* **PROVIDED ENTRIES**
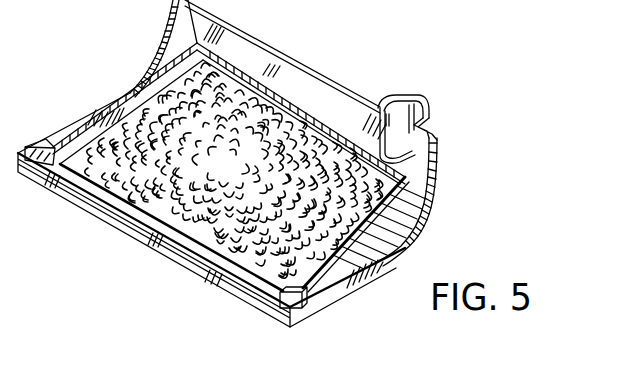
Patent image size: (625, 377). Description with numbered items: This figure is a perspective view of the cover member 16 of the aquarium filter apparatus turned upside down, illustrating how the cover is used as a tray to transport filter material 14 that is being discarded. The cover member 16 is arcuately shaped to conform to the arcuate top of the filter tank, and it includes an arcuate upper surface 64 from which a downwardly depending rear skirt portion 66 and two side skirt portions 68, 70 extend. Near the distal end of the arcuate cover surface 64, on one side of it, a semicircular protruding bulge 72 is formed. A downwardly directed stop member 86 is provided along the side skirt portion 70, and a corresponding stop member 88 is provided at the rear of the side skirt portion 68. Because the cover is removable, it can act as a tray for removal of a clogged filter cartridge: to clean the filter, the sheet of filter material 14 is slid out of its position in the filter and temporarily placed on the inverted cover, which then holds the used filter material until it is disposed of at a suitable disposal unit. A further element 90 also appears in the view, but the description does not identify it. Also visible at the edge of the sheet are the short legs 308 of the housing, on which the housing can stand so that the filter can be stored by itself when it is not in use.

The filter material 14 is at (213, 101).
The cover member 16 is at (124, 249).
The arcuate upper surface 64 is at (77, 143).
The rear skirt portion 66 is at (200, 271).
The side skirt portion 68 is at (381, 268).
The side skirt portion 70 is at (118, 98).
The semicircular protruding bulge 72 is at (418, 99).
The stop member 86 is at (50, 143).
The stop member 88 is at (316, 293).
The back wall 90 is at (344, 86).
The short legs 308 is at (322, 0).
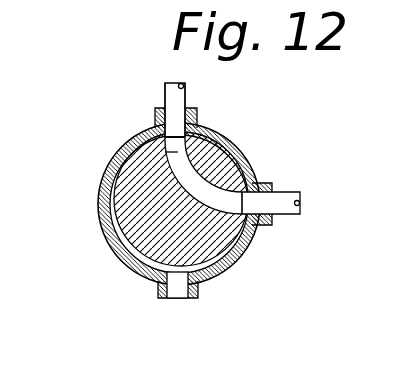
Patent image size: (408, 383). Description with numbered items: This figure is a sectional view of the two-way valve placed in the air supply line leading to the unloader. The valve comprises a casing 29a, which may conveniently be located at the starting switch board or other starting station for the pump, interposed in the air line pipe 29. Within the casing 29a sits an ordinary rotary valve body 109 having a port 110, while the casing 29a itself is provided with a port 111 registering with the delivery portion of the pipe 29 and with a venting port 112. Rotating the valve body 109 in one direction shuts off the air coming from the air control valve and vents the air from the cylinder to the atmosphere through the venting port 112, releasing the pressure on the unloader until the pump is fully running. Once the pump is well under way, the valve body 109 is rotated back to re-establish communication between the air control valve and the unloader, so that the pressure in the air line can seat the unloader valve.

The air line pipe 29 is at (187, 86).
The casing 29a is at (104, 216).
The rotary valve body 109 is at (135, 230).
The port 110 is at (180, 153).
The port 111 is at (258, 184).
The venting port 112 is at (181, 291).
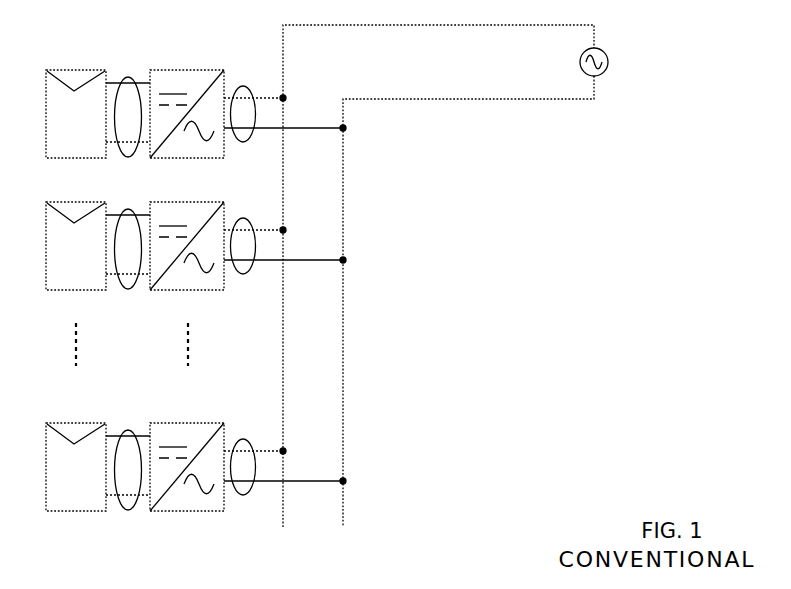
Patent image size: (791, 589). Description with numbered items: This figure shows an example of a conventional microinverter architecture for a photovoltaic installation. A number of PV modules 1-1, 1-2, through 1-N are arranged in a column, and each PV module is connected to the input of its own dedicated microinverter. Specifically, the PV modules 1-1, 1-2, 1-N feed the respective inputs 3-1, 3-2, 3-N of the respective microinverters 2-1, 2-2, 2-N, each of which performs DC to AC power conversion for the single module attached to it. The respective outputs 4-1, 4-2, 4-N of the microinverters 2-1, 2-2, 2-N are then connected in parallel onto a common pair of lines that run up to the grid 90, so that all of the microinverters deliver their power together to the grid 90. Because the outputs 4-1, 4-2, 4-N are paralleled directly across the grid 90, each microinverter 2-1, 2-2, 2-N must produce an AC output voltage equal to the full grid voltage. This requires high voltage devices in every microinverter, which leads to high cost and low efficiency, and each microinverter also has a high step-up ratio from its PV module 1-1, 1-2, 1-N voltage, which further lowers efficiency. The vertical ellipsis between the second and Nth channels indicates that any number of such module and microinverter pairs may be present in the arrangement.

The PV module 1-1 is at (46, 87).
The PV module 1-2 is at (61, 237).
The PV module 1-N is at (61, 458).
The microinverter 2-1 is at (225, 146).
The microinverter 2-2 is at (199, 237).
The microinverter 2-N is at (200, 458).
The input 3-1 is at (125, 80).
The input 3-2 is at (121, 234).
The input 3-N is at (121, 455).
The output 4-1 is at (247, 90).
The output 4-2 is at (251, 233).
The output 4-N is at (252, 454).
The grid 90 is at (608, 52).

--

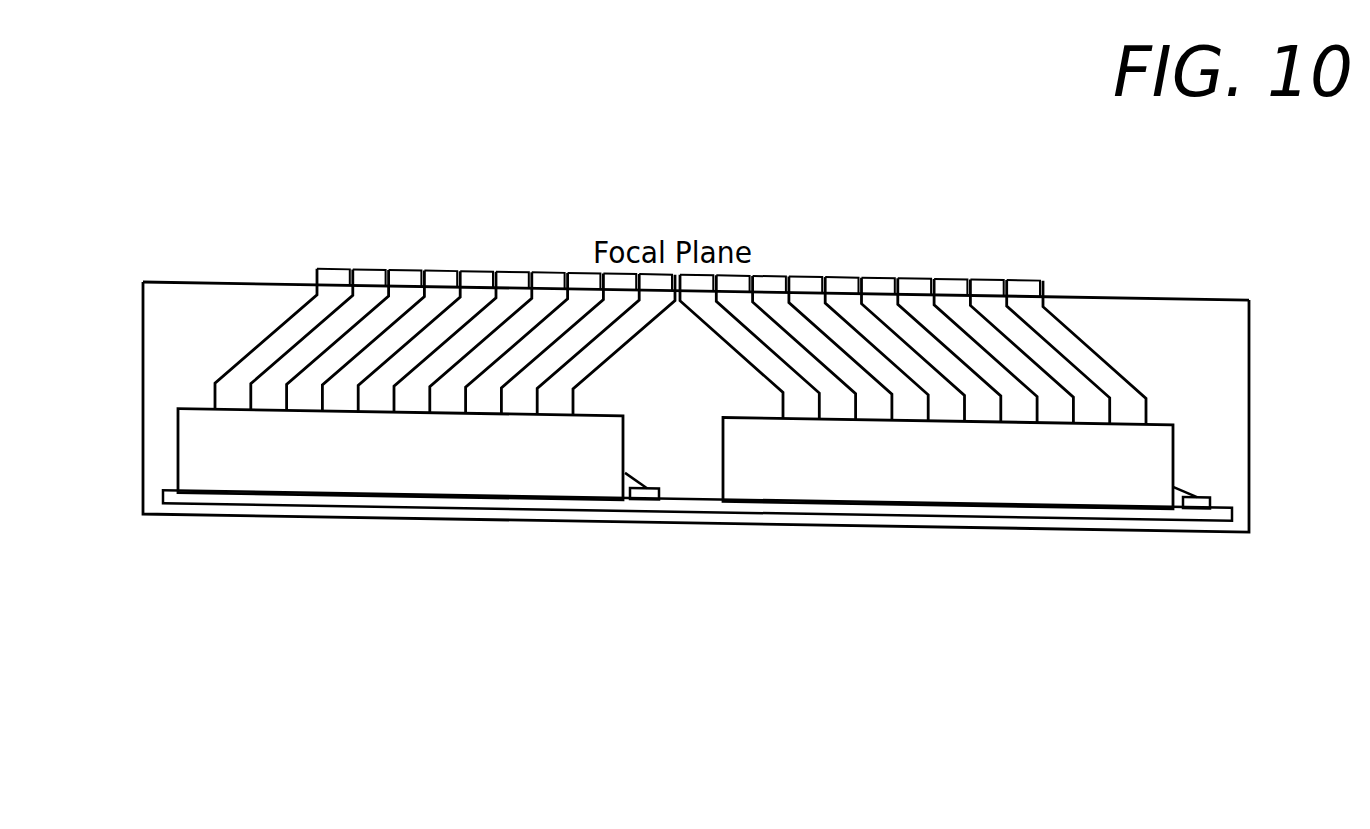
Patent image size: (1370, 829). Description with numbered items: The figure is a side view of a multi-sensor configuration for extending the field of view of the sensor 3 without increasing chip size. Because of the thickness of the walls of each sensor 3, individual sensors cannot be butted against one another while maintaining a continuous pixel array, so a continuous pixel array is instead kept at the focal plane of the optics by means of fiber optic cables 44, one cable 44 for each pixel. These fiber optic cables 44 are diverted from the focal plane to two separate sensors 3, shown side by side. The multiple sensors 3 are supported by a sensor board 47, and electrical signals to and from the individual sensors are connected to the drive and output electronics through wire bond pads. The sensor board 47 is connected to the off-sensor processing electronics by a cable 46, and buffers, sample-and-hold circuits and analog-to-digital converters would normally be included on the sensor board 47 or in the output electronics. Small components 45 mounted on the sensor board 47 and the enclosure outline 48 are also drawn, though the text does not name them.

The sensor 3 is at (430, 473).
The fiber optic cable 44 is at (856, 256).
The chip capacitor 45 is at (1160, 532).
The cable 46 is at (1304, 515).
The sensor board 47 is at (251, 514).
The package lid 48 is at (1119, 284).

==

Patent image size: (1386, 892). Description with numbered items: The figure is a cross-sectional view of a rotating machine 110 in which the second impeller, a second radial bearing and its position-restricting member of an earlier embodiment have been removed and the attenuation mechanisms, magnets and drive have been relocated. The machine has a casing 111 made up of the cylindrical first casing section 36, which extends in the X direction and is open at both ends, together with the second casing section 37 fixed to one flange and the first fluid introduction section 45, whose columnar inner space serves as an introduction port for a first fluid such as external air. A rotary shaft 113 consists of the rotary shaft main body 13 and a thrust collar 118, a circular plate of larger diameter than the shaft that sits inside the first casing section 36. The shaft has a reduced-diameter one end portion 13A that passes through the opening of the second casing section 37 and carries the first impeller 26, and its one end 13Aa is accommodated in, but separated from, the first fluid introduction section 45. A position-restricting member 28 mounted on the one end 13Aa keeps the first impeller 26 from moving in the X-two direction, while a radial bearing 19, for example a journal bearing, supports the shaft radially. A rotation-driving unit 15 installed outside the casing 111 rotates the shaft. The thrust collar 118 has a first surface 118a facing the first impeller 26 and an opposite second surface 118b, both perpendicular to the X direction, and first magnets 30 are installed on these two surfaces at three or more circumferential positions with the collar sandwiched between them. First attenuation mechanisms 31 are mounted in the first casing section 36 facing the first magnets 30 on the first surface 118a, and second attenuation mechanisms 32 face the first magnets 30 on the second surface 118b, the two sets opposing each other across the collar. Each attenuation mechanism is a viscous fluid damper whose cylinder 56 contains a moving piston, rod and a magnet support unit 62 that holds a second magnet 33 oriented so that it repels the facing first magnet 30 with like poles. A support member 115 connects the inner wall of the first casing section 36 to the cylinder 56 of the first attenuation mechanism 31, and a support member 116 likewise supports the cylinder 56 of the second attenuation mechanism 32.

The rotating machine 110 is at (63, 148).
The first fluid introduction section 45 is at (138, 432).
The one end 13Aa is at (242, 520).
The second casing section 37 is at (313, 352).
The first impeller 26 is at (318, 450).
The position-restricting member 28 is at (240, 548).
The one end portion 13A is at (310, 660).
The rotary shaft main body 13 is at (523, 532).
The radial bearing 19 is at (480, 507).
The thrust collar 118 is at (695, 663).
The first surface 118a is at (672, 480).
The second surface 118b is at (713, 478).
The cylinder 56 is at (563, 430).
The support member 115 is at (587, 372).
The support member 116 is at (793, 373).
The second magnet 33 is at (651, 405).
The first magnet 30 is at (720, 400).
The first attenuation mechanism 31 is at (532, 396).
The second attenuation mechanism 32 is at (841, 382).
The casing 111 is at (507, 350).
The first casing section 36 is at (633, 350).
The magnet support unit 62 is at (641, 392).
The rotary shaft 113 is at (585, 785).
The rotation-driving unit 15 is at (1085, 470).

* **EXERCISE DIRECTIONS**
Copy out the material from the line containing "Patent image size: (625, 377)." through the line containing "The short legs 308 is at (322, 0).", both of those lines included, reproducing each line word for word.

* **ANSWER TO THE TASK**
Patent image size: (625, 377). Description with numbered items: This figure is a perspective view of the cover member 16 of the aquarium filter apparatus turned upside down, illustrating how the cover is used as a tray to transport filter material 14 that is being discarded. The cover member 16 is arcuately shaped to conform to the arcuate top of the filter tank, and it includes an arcuate upper surface 64 from which a downwardly depending rear skirt portion 66 and two side skirt portions 68, 70 extend. Near the distal end of the arcuate cover surface 64, on one side of it, a semicircular protruding bulge 72 is formed. A downwardly directed stop member 86 is provided along the side skirt portion 70, and a corresponding stop member 88 is provided at the rear of the side skirt portion 68. Because the cover is removable, it can act as a tray for removal of a clogged filter cartridge: to clean the filter, the sheet of filter material 14 is slid out of its position in the filter and temporarily placed on the inverted cover, which then holds the used filter material until it is disposed of at a suitable disposal unit. A further element 90 also appears in the view, but the description does not identify it. Also visible at the edge of the sheet are the short legs 308 of the housing, on which the housing can stand so that the filter can be stored by itself when it is not in use.

The filter material 14 is at (213, 101).
The cover member 16 is at (124, 249).
The arcuate upper surface 64 is at (77, 143).
The rear skirt portion 66 is at (200, 271).
The side skirt portion 68 is at (381, 268).
The side skirt portion 70 is at (118, 98).
The semicircular protruding bulge 72 is at (418, 99).
The stop member 86 is at (50, 143).
The stop member 88 is at (316, 293).
The back wall 90 is at (344, 86).
The short legs 308 is at (322, 0).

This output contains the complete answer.